[Saved entries]
____________

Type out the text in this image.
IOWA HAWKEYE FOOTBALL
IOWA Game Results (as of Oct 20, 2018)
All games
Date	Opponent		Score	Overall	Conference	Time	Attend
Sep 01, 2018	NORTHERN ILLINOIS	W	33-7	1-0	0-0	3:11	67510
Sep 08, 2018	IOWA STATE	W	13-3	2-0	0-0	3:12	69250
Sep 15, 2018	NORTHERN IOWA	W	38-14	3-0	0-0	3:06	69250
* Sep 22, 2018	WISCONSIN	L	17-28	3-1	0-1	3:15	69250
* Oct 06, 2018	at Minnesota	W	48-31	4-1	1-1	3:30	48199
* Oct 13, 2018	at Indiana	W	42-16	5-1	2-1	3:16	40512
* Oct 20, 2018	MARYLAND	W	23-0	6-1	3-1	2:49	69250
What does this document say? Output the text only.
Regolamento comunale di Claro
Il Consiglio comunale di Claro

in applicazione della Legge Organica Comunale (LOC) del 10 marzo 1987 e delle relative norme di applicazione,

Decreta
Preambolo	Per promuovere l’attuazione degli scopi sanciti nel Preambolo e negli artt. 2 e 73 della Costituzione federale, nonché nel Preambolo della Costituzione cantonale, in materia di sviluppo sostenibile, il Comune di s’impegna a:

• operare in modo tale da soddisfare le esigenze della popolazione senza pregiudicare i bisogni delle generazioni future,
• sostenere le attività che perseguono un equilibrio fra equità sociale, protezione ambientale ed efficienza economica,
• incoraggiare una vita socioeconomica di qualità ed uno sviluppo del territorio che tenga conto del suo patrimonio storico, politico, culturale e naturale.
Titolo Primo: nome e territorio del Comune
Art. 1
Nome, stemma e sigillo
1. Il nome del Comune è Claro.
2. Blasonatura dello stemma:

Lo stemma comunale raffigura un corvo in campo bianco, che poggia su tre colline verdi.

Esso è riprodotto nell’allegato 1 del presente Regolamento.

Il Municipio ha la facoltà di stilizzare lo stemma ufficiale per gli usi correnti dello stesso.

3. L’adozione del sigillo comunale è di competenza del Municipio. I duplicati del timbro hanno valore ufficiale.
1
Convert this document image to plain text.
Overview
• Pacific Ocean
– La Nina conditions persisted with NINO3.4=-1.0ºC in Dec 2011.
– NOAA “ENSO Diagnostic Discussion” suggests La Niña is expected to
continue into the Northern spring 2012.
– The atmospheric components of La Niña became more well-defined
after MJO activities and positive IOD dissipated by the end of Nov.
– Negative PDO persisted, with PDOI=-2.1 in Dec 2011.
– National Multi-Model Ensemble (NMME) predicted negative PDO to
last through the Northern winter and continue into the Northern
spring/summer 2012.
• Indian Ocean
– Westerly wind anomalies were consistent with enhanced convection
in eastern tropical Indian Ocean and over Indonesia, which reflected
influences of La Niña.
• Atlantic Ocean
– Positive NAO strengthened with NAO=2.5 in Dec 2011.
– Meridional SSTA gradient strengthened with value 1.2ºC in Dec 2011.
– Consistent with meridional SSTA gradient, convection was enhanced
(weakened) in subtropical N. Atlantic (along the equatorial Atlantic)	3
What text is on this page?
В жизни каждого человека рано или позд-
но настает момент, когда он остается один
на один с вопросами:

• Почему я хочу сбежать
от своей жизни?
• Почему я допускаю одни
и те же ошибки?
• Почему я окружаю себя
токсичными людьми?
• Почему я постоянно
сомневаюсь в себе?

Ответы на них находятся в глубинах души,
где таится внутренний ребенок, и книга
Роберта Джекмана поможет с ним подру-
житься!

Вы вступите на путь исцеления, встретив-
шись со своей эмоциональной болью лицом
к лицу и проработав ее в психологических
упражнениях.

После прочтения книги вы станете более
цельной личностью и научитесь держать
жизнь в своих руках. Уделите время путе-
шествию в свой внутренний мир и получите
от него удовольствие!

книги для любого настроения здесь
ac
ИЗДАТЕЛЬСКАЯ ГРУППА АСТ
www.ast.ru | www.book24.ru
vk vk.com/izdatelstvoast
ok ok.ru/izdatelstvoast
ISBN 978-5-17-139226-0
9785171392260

____________

Filter the records down to the lines that contain the string "strengthened", and copy those lines.

– Positive NAO strengthened with NAO=2.5 in Dec 2011.
– Meridional SSTA gradient strengthened with value 1.2ºC in Dec 2011.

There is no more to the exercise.